**Goal of the exercise**
Copy each line in which the string "Ctrl" occurs.

**Listed entries**
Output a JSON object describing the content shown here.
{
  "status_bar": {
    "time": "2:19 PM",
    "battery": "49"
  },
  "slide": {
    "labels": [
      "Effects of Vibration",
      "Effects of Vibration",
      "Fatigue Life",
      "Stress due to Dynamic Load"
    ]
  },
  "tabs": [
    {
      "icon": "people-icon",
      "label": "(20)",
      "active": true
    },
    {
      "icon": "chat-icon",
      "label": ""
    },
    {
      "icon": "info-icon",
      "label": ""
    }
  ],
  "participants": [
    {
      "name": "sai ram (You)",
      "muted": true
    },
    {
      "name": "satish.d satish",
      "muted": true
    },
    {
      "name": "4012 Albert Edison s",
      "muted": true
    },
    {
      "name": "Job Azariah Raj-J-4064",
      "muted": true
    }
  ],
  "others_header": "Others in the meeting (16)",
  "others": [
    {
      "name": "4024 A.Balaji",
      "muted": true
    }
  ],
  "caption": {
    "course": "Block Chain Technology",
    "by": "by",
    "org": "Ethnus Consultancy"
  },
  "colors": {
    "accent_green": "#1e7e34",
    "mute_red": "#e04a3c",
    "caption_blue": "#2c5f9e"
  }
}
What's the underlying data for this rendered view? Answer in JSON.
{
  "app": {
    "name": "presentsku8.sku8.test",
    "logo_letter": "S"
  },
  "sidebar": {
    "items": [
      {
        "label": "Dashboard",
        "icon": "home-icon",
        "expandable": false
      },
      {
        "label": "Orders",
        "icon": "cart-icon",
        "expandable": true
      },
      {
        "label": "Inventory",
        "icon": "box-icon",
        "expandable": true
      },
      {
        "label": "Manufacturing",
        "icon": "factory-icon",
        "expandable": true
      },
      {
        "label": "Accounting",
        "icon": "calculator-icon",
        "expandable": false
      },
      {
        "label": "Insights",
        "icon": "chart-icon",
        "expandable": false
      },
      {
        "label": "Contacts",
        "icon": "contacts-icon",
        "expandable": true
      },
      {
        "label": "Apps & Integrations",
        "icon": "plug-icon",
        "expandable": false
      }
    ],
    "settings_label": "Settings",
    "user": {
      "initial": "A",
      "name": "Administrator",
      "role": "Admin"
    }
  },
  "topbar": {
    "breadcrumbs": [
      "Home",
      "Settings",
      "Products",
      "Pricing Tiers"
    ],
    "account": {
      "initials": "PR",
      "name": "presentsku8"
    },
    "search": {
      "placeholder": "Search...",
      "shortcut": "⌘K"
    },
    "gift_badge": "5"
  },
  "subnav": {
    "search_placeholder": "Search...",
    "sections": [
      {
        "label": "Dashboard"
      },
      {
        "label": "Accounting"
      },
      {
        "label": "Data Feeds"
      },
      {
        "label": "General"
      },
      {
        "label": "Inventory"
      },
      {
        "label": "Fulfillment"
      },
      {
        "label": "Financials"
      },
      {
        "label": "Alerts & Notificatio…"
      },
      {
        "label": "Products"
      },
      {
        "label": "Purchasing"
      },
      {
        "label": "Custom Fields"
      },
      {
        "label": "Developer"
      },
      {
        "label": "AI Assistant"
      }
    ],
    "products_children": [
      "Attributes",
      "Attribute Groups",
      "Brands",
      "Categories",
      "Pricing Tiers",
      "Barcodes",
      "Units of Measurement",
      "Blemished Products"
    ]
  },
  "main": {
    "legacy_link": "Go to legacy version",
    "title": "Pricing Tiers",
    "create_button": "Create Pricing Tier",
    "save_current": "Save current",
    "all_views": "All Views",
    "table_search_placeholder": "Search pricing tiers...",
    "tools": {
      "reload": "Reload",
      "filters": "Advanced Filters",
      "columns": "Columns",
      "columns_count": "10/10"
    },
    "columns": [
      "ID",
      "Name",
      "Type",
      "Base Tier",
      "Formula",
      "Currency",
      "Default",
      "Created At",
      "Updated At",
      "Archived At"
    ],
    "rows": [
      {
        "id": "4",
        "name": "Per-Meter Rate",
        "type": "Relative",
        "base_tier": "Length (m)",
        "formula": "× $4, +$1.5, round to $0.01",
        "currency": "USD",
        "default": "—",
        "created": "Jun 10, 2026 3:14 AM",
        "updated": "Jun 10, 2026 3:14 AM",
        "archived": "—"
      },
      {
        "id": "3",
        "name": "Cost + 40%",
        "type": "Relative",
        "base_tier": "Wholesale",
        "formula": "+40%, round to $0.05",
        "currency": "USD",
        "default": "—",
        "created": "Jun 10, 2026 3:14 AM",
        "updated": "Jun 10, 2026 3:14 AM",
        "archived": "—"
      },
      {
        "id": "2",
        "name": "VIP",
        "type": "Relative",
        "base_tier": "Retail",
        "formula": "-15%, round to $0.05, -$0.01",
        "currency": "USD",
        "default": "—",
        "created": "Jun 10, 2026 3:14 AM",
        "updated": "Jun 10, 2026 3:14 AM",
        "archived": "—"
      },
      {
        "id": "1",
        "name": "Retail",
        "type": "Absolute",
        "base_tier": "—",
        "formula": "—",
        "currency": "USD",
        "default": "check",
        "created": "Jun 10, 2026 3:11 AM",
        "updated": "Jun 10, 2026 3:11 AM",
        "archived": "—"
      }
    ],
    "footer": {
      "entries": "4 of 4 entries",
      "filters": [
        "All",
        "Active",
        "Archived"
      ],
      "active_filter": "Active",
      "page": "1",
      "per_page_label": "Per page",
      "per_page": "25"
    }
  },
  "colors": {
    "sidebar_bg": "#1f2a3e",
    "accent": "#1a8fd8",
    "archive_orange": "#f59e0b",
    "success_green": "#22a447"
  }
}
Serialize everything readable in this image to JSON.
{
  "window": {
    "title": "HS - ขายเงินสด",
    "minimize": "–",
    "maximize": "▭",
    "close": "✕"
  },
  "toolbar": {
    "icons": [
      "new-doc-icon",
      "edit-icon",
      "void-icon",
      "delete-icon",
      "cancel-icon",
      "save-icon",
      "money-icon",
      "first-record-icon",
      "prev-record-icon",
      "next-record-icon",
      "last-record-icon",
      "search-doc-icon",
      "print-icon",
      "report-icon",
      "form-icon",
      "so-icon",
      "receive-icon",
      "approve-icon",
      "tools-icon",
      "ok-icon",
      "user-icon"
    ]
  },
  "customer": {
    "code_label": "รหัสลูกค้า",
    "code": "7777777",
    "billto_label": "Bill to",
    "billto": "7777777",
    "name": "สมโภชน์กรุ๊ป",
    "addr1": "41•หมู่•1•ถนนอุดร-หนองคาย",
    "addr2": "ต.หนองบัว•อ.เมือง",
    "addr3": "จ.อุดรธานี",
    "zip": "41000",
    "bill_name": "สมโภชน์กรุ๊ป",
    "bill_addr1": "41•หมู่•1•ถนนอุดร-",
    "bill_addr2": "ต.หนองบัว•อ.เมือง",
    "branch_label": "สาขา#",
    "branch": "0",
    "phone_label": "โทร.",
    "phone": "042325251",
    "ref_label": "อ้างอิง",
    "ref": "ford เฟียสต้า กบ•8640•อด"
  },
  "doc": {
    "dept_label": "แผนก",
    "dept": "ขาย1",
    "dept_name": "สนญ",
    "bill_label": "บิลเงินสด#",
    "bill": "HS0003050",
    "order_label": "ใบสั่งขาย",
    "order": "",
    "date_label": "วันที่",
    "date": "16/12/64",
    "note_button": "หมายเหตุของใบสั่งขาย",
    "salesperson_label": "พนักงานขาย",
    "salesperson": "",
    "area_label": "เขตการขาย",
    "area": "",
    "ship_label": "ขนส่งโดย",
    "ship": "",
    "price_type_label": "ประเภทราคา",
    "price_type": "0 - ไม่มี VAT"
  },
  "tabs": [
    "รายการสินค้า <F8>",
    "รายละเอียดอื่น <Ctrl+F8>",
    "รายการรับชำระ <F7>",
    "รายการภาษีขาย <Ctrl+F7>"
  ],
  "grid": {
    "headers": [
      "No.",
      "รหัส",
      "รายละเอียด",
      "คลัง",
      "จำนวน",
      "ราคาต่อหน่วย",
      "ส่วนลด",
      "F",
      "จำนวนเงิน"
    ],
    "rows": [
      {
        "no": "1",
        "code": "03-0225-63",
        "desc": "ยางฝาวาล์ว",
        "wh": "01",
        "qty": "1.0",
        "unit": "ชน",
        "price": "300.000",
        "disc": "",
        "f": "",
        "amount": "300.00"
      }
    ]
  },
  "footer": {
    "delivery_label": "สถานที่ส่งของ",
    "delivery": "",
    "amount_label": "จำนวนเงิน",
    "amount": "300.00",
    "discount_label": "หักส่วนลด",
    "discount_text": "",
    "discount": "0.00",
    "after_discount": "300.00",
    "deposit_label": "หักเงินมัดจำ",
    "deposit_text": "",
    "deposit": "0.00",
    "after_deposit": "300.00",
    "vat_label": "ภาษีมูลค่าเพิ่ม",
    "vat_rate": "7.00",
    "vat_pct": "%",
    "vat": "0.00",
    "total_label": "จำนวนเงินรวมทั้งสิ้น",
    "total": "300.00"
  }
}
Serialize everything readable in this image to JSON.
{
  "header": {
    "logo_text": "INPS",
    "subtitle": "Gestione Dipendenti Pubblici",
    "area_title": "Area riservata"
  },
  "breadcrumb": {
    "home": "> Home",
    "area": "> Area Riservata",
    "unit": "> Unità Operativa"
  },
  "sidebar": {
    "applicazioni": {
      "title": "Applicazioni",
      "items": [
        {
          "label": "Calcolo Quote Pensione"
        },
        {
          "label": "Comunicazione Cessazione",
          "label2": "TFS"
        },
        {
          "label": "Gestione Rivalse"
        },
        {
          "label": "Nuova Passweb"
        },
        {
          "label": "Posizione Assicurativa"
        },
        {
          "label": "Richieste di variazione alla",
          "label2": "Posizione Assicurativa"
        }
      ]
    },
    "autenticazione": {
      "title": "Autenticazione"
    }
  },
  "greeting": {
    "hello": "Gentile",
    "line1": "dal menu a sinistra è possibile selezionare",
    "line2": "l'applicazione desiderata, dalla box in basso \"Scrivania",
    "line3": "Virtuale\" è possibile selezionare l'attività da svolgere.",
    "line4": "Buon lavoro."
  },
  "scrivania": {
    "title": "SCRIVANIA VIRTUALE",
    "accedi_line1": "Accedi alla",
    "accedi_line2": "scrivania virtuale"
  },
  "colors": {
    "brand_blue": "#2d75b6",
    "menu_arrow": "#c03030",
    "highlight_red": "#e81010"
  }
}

**Solved problem**
    "รายละเอียดอื่น <Ctrl+F8>",
    "รายการภาษีขาย <Ctrl+F7>"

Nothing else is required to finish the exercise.